____ Exercise data

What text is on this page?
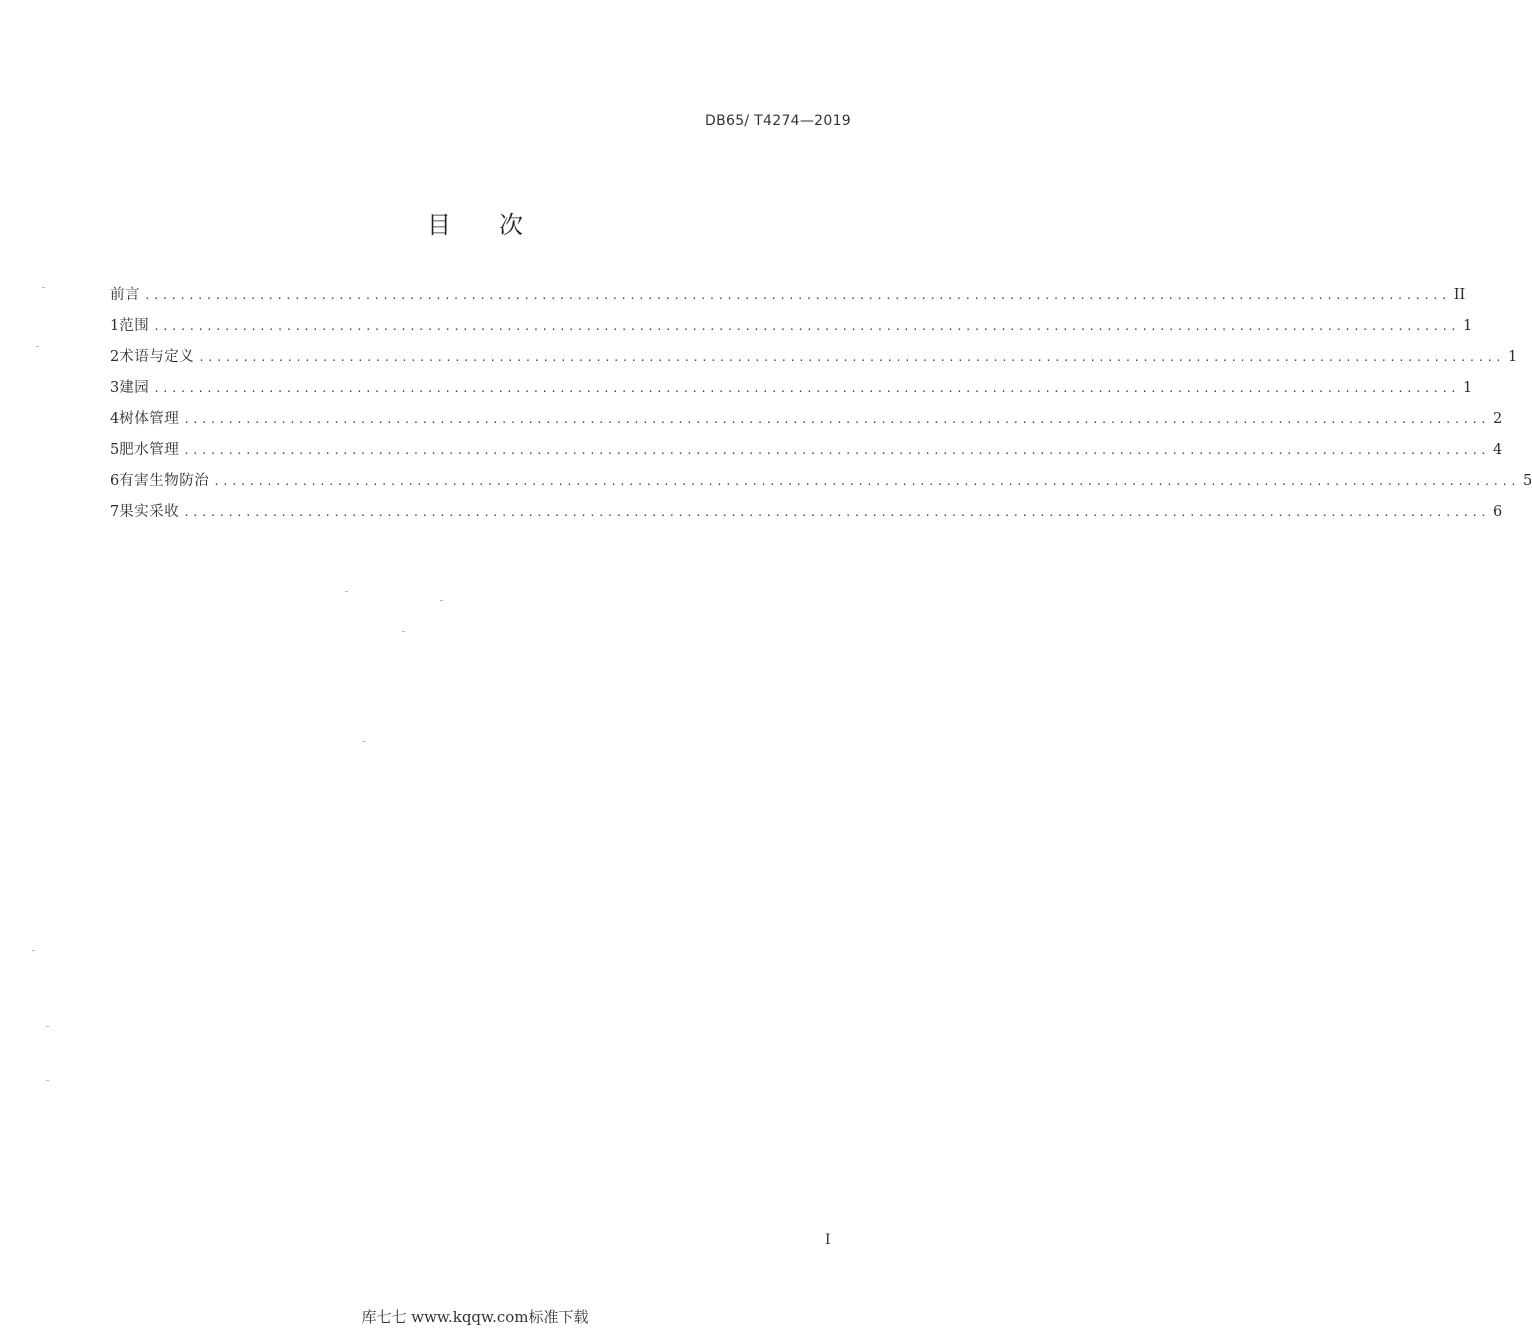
DB65/ T4274—2019
目 次
前言 .................................................................................................................................................... II
1 范围 .................................................................................................................................................... 1
2 术语与定义 .................................................................................................................................................... 1
3 建园 .................................................................................................................................................... 1
4 树体管理 .................................................................................................................................................... 2
5 肥水管理 .................................................................................................................................................... 4
6 有害生物防治 .................................................................................................................................................... 5
7 果实采收 .................................................................................................................................................... 6
I
库七七 www.kqqw.com标准下载
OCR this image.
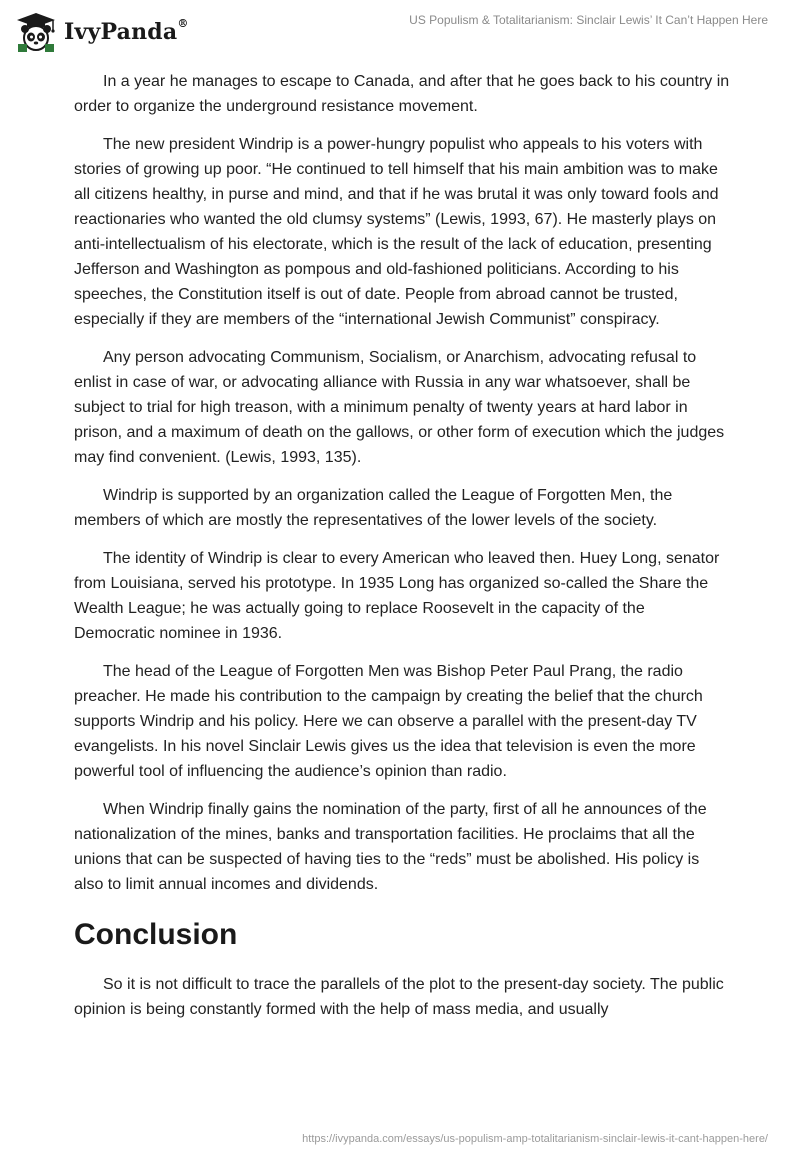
IvyPanda®	US Populism & Totalitarianism: Sinclair Lewis’ It Can’t Happen Here

In a year he manages to escape to Canada, and after that he goes back to his country in order to organize the underground resistance movement.

The new president Windrip is a power-hungry populist who appeals to his voters with stories of growing up poor. “He continued to tell himself that his main ambition was to make all citizens healthy, in purse and mind, and that if he was brutal it was only toward fools and reactionaries who wanted the old clumsy systems” (Lewis, 1993, 67). He masterly plays on anti-intellectualism of his electorate, which is the result of the lack of education, presenting Jefferson and Washington as pompous and old-fashioned politicians. According to his speeches, the Constitution itself is out of date. People from abroad cannot be trusted, especially if they are members of the “international Jewish Communist” conspiracy.

Any person advocating Communism, Socialism, or Anarchism, advocating refusal to enlist in case of war, or advocating alliance with Russia in any war whatsoever, shall be subject to trial for high treason, with a minimum penalty of twenty years at hard labor in prison, and a maximum of death on the gallows, or other form of execution which the judges may find convenient. (Lewis, 1993, 135).

Windrip is supported by an organization called the League of Forgotten Men, the members of which are mostly the representatives of the lower levels of the society.

The identity of Windrip is clear to every American who leaved then. Huey Long, senator from Louisiana, served his prototype. In 1935 Long has organized so-called the Share the Wealth League; he was actually going to replace Roosevelt in the capacity of the Democratic nominee in 1936.

The head of the League of Forgotten Men was Bishop Peter Paul Prang, the radio preacher. He made his contribution to the campaign by creating the belief that the church supports Windrip and his policy. Here we can observe a parallel with the present-day TV evangelists. In his novel Sinclair Lewis gives us the idea that television is even the more powerful tool of influencing the audience’s opinion than radio.

When Windrip finally gains the nomination of the party, first of all he announces of the nationalization of the mines, banks and transportation facilities. He proclaims that all the unions that can be suspected of having ties to the “reds” must be abolished. His policy is also to limit annual incomes and dividends.

Conclusion

So it is not difficult to trace the parallels of the plot to the present-day society. The public opinion is being constantly formed with the help of mass media, and usually

https://ivypanda.com/essays/us-populism-amp-totalitarianism-sinclair-lewis-it-cant-happen-here/
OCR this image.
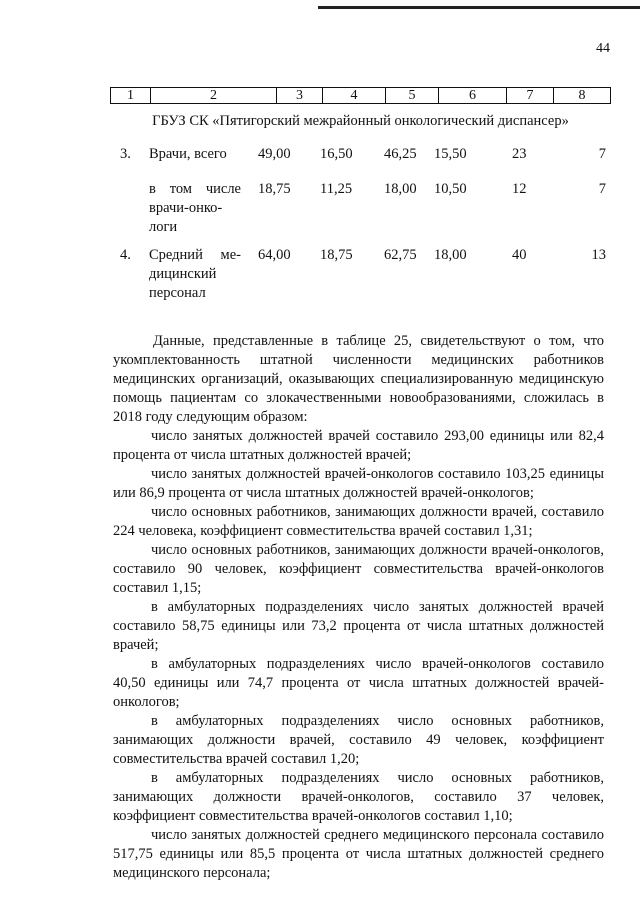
44
1	2	3	4	5	6	7	8
ГБУЗ СК «Пятигорский межрайонный онкологический диспансер»
3. Врачи, всего	49,00 16,50 46,25 15,50	23	7
в том числе
врачи-онко-
логи
18,75 11,25 18,00 10,50	12	7
4. Средний ме-
дицинский
персонал
64,00 18,75 62,75 18,00	40	13

Данные, представленные в таблице 25, свидетельствуют о том, что укомплектованность штатной численности медицинских работников медицинских организаций, оказывающих специализированную медицинскую помощь пациентам со злокачественными новообразованиями, сложилась в 2018 году следующим образом:

число занятых должностей врачей составило 293,00 единицы или 82,4 процента от числа штатных должностей врачей;

число занятых должностей врачей-онкологов составило 103,25 единицы или 86,9 процента от числа штатных должностей врачей-онкологов;

число основных работников, занимающих должности врачей, составило 224 человека, коэффициент совместительства врачей составил 1,31;

число основных работников, занимающих должности врачей-онкологов, составило 90 человек, коэффициент совместительства врачей-онкологов составил 1,15;

в амбулаторных подразделениях число занятых должностей врачей составило 58,75 единицы или 73,2 процента от числа штатных должностей врачей;

в амбулаторных подразделениях число врачей-онкологов составило 40,50 единицы или 74,7 процента от числа штатных должностей врачей-онкологов;

в амбулаторных подразделениях число основных работников, занимающих должности врачей, составило 49 человек, коэффициент совместительства врачей составил 1,20;

в амбулаторных подразделениях число основных работников, занимающих должности врачей-онкологов, составило 37 человек, коэффициент совместительства врачей-онкологов составил 1,10;

число занятых должностей среднего медицинского персонала составило 517,75 единицы или 85,5 процента от числа штатных должностей среднего медицинского персонала;
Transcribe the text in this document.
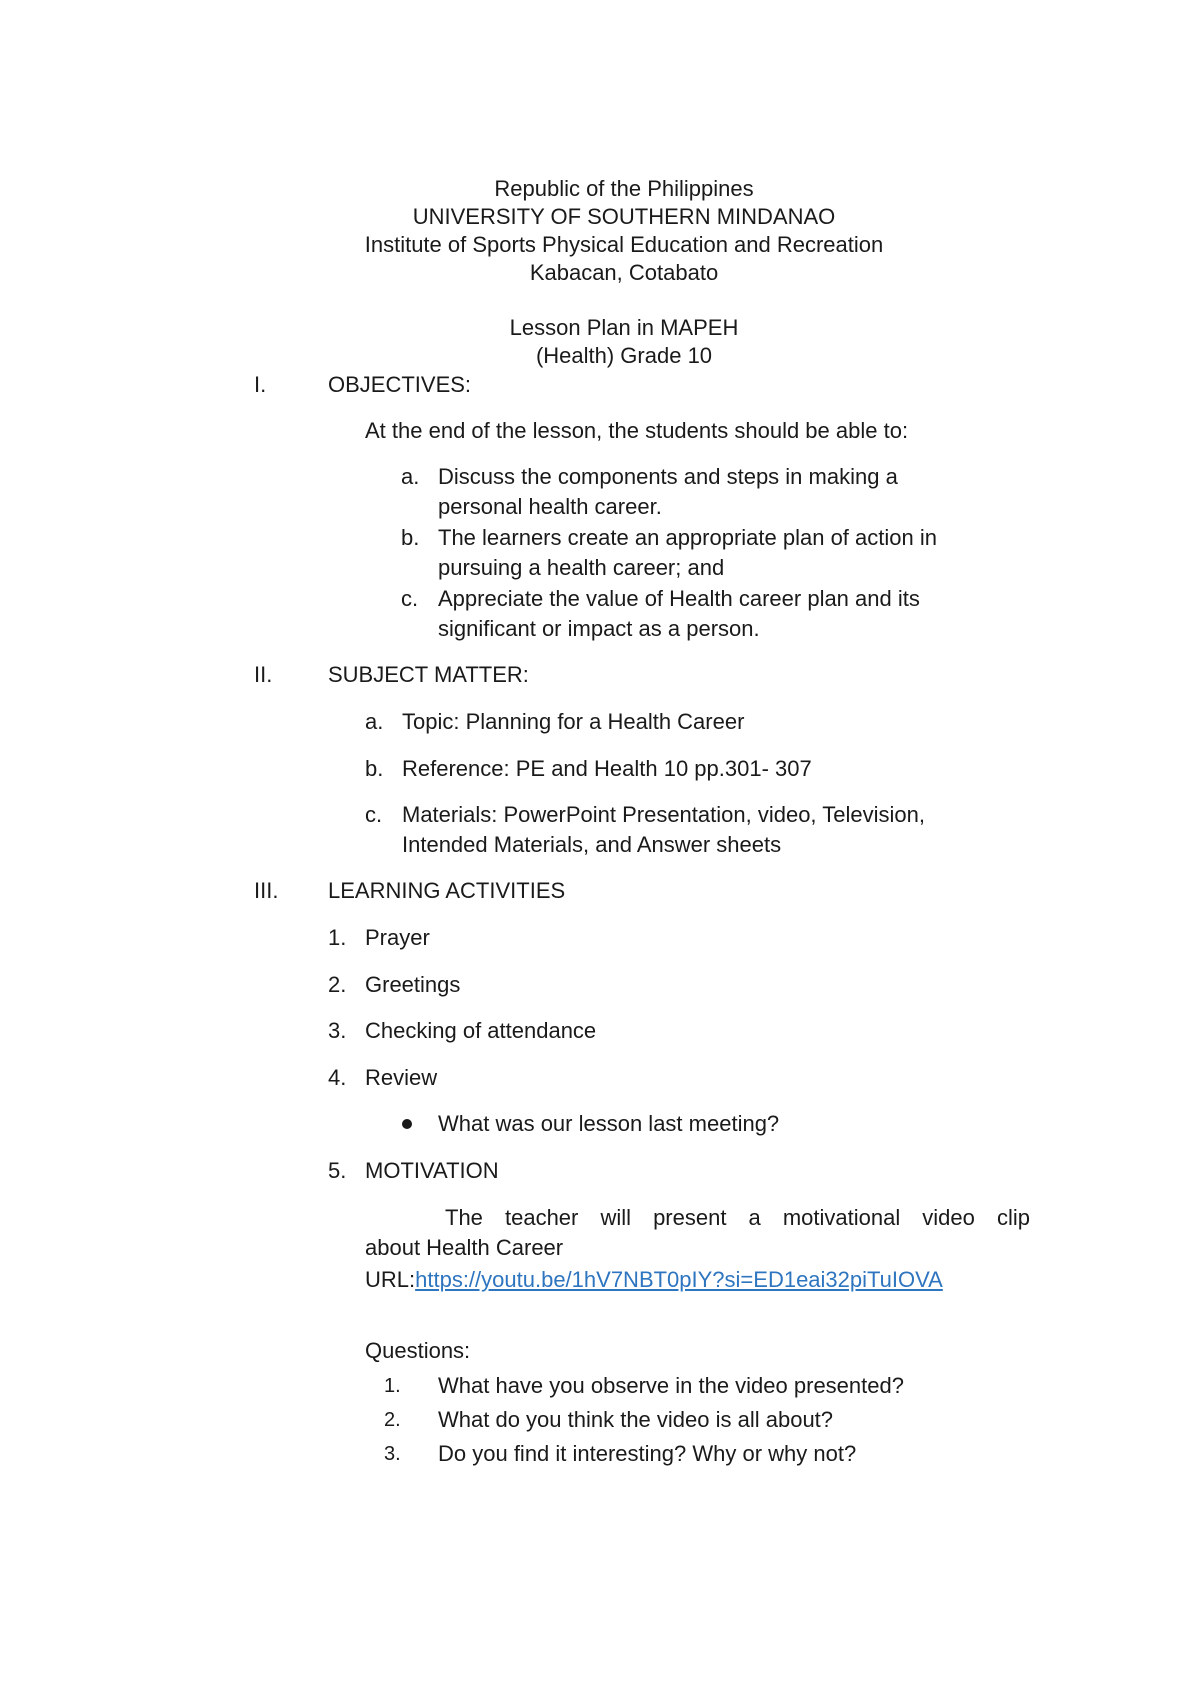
Republic of the Philippines
UNIVERSITY OF SOUTHERN MINDANAO
Institute of Sports Physical Education and Recreation
Kabacan, Cotabato
Lesson Plan in MAPEH
(Health) Grade 10
I.	OBJECTIVES:
At the end of the lesson, the students should be able to:
a. Discuss the components and steps in making a
personal health career.
b. The learners create an appropriate plan of action in
pursuing a health career; and
c. Appreciate the value of Health career plan and its
significant or impact as a person.
II.	SUBJECT MATTER:
a. Topic: Planning for a Health Career
b. Reference: PE and Health 10 pp.301- 307
c. Materials: PowerPoint Presentation, video, Television,
Intended Materials, and Answer sheets
III. LEARNING ACTIVITIES
1. Prayer
2. Greetings
3. Checking of attendance
4. Review
What was our lesson last meeting?
5. MOTIVATION
The teacher will present a motivational video clip
about Health Career
URL:https://youtu.be/1hV7NBT0pIY?si=ED1eai32piTuIOVA
Questions:
1. What have you observe in the video presented?
2. What do you think the video is all about?
3. Do you find it interesting? Why or why not?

________

> What you should do
Check every line of the material for the string "числа" and give the number of lines that have it, without anything else.

> Full solution
5